> **Work to do**
Determine which lines contain the word "Nawojka", then copy those lines.

> **Data provided**
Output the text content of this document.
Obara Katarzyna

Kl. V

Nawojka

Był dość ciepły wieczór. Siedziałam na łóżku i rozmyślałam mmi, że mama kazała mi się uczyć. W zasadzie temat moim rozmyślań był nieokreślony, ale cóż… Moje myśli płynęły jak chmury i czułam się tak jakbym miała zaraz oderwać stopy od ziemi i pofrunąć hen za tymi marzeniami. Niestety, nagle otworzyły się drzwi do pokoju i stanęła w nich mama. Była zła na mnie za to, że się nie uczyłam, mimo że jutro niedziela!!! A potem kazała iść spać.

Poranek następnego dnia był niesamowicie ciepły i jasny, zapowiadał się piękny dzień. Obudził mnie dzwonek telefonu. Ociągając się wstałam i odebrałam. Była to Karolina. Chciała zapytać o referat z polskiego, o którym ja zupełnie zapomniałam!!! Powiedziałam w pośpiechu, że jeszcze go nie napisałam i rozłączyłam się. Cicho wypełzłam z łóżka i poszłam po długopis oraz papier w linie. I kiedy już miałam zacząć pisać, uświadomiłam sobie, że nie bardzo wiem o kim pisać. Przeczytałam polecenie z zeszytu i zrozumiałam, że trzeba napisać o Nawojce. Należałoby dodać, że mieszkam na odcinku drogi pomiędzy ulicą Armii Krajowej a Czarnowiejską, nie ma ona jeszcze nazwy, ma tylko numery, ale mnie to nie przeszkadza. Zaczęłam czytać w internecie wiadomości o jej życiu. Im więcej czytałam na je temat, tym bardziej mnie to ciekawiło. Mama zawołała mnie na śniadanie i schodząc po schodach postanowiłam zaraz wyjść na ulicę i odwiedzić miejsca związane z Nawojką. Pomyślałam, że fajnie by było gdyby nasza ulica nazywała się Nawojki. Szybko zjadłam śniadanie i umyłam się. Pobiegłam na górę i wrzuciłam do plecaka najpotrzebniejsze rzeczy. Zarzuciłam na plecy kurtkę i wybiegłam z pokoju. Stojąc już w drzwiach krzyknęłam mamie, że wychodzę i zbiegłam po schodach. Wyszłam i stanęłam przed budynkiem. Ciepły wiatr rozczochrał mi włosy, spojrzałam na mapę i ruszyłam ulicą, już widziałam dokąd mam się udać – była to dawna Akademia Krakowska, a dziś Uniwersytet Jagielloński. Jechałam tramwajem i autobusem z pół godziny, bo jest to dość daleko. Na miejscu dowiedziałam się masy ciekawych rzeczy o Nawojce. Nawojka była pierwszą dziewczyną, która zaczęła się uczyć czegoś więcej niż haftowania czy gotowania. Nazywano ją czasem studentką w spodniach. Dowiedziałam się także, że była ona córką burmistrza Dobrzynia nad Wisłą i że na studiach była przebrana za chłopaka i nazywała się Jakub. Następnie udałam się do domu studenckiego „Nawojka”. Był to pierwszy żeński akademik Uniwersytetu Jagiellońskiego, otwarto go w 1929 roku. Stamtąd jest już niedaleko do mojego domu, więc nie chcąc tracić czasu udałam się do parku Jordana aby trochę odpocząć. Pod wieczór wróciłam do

> **The result**
Nawojka
Poranek następnego dnia był niesamowicie ciepły i jasny, zapowiadał się piękny dzień. Obudził mnie dzwonek telefonu. Ociągając się wstałam i odebrałam. Była to Karolina. Chciała zapytać o referat z polskiego, o którym ja zupełnie zapomniałam!!! Powiedziałam w pośpiechu, że jeszcze go nie napisałam i rozłączyłam się. Cicho wypełzłam z łóżka i poszłam po długopis oraz papier w linie. I kiedy już miałam zacząć pisać, uświadomiłam sobie, że nie bardzo wiem o kim pisać. Przeczytałam polecenie z zeszytu i zrozumiałam, że trzeba napisać o Nawojce. Należałoby dodać, że mieszkam na odcinku drogi pomiędzy ulicą Armii Krajowej a Czarnowiejską, nie ma ona jeszcze nazwy, ma tylko numery, ale mnie to nie przeszkadza. Zaczęłam czytać w internecie wiadomości o jej życiu. Im więcej czytałam na je temat, tym bardziej mnie to ciekawiło. Mama zawołała mnie na śniadanie i schodząc po schodach postanowiłam zaraz wyjść na ulicę i odwiedzić miejsca związane z Nawojką. Pomyślałam, że fajnie by było gdyby nasza ulica nazywała się Nawojki. Szybko zjadłam śniadanie i umyłam się. Pobiegłam na górę i wrzuciłam do plecaka najpotrzebniejsze rzeczy. Zarzuciłam na plecy kurtkę i wybiegłam z pokoju. Stojąc już w drzwiach krzyknęłam mamie, że wychodzę i zbiegłam po schodach. Wyszłam i stanęłam przed budynkiem. Ciepły wiatr rozczochrał mi włosy, spojrzałam na mapę i ruszyłam ulicą, już widziałam dokąd mam się udać – była to dawna Akademia Krakowska, a dziś Uniwersytet Jagielloński. Jechałam tramwajem i autobusem z pół godziny, bo jest to dość daleko. Na miejscu dowiedziałam się masy ciekawych rzeczy o Nawojce. Nawojka była pierwszą dziewczyną, która zaczęła się uczyć czegoś więcej niż haftowania czy gotowania. Nazywano ją czasem studentką w spodniach. Dowiedziałam się także, że była ona córką burmistrza Dobrzynia nad Wisłą i że na studiach była przebrana za chłopaka i nazywała się Jakub. Następnie udałam się do domu studenckiego „Nawojka”. Był to pierwszy żeński akademik Uniwersytetu Jagiellońskiego, otwarto go w 1929 roku. Stamtąd jest już niedaleko do mojego domu, więc nie chcąc tracić czasu udałam się do parku Jordana aby trochę odpocząć. Pod wieczór wróciłam do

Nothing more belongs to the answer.